_GIVEN PROBLEM:_
Filter the listing below, copying every line in which the word "platforms" appears.

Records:
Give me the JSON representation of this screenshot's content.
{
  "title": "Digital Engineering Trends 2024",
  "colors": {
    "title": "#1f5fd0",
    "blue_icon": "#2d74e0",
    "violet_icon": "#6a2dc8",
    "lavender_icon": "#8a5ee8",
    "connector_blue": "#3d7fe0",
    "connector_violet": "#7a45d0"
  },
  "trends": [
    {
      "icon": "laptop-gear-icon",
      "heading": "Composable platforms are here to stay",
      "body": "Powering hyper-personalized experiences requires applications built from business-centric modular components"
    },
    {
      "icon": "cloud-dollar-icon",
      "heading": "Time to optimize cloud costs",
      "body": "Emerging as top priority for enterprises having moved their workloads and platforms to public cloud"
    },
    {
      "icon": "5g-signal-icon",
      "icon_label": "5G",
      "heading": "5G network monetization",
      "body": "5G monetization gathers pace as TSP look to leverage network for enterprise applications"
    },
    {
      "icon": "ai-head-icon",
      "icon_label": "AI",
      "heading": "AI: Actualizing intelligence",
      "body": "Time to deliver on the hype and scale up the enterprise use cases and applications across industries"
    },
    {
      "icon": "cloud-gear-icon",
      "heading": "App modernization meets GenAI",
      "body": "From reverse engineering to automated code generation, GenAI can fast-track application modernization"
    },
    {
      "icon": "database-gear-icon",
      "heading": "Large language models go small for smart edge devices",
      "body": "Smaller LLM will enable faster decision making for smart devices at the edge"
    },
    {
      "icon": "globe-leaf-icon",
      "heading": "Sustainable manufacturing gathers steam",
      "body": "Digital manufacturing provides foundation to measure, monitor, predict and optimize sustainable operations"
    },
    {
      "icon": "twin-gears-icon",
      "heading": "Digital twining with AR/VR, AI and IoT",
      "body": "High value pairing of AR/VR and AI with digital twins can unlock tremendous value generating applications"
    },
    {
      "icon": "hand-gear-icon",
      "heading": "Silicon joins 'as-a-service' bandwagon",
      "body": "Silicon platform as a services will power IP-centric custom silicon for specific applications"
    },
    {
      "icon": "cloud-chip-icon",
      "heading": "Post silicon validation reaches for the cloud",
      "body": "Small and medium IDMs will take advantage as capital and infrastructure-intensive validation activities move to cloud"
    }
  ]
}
--
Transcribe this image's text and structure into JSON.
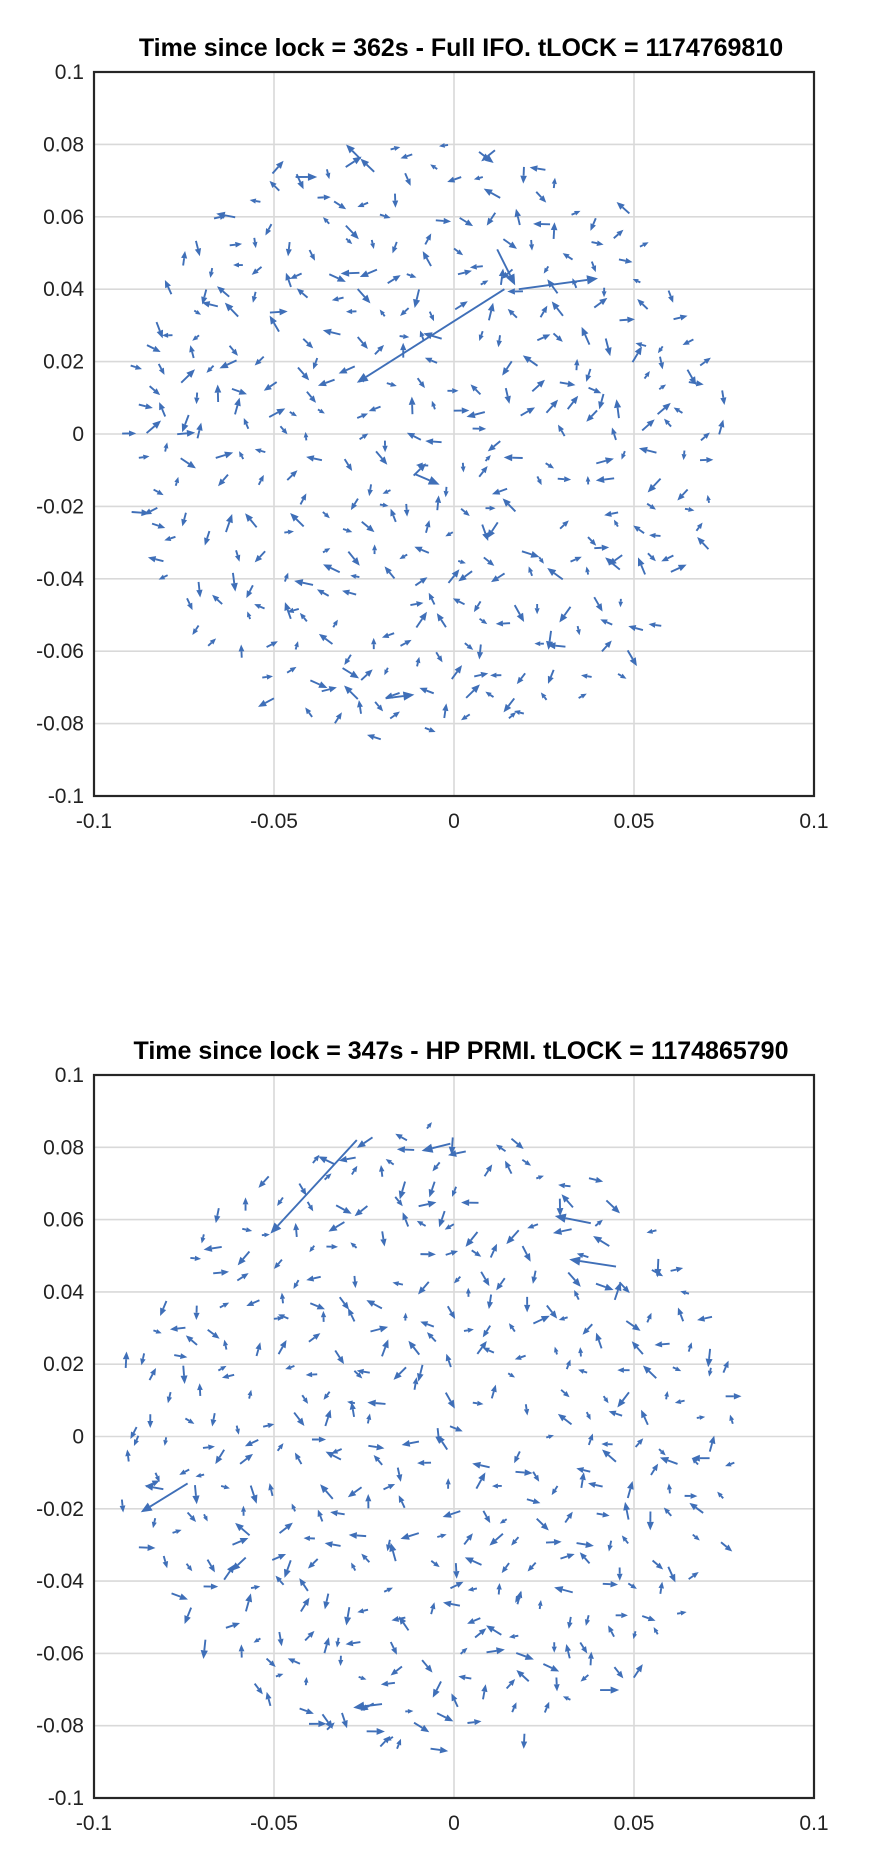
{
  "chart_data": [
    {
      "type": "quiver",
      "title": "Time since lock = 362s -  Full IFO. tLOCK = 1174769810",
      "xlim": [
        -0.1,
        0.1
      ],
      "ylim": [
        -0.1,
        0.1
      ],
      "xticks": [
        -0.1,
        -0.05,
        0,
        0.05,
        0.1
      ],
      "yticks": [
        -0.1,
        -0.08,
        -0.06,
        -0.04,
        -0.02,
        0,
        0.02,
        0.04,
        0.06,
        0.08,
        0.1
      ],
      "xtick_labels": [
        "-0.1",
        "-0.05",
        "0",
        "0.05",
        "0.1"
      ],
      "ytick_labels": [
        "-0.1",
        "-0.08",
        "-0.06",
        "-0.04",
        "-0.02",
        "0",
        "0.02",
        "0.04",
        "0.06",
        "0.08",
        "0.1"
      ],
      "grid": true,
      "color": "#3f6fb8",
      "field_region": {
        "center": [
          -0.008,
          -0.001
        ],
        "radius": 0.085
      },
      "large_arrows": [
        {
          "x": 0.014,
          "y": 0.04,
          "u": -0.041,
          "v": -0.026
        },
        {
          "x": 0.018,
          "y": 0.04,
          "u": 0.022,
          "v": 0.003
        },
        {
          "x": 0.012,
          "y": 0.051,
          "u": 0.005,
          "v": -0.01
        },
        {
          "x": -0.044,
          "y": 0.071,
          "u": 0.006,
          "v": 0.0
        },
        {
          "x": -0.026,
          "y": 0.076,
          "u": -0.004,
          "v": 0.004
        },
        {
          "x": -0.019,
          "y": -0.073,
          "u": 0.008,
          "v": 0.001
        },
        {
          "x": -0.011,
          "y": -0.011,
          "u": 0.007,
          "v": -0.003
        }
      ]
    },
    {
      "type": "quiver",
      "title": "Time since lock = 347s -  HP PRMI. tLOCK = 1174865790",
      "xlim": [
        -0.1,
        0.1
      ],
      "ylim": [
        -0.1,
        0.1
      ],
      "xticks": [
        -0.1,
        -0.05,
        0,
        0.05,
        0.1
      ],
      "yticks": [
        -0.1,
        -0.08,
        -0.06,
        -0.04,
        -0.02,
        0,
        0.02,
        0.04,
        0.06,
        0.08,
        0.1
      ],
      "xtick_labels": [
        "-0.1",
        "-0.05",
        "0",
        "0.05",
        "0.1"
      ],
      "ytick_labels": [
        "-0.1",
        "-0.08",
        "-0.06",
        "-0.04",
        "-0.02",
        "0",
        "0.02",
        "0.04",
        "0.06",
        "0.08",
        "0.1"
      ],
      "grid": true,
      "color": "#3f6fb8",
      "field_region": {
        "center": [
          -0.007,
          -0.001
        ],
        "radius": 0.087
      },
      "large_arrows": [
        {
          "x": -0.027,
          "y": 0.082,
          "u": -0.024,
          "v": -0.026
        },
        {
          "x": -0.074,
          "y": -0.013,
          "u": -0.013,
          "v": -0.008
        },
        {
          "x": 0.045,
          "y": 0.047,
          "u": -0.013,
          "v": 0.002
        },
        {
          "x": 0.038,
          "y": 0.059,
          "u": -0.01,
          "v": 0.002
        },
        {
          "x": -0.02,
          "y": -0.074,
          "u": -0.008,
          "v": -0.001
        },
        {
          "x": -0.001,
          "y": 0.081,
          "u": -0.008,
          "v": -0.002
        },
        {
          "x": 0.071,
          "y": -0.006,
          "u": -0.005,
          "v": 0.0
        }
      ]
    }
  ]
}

_EXERCISE RESULT:_
      "heading": "Composable platforms are here to stay",
      "body": "Emerging as top priority for enterprises having moved their workloads and platforms to public cloud"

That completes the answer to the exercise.